▶ Data for this task

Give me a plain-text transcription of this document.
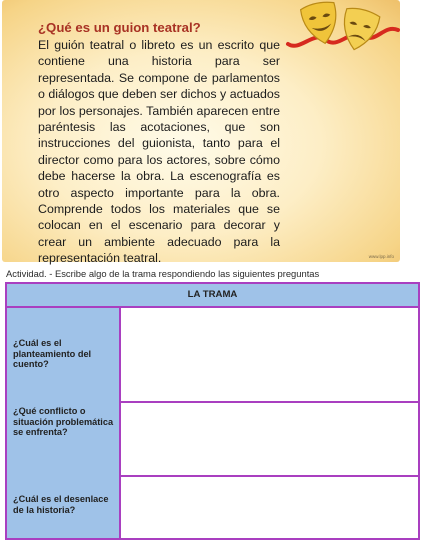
¿Qué es un guion teatral?
El guión teatral o libreto es un escrito que contiene una historia para ser representada. Se compone de parlamentos o diálogos que deben ser dichos y actuados por los personajes. También aparecen entre paréntesis las acotaciones, que son instrucciones del guionista, tanto para el director como para los actores, sobre cómo debe hacerse la obra. La escenografía es otro aspecto importante para la obra. Comprende todos los materiales que se colocan en el escenario para decorar y crear un ambiente adecuado para la representación teatral.	www.lpp.info
Actividad. - Escribe algo de la trama respondiendo las siguientes preguntas
LA TRAMA
¿Cuál es el planteamiento del cuento?
¿Qué conflicto o situación problemática se enfrenta?
¿Cuál es el desenlace de la historia?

▶ Exercise description
Copy the material shown above in full and exactly. Skip the pictures.

▶ Finished task
Give me a plain-text transcription of this document.
¿Qué es un guion teatral?
El guión teatral o libreto es un escrito que contiene una historia para ser representada. Se compone de parlamentos o diálogos que deben ser dichos y actuados por los personajes. También aparecen entre paréntesis las acotaciones, que son instrucciones del guionista, tanto para el director como para los actores, sobre cómo debe hacerse la obra. La escenografía es otro aspecto importante para la obra. Comprende todos los materiales que se colocan en el escenario para decorar y crear un ambiente adecuado para la representación teatral.	www.lpp.info
Actividad. - Escribe algo de la trama respondiendo las siguientes preguntas
LA TRAMA
¿Cuál es el planteamiento del cuento?
¿Qué conflicto o situación problemática se enfrenta?
¿Cuál es el desenlace de la historia?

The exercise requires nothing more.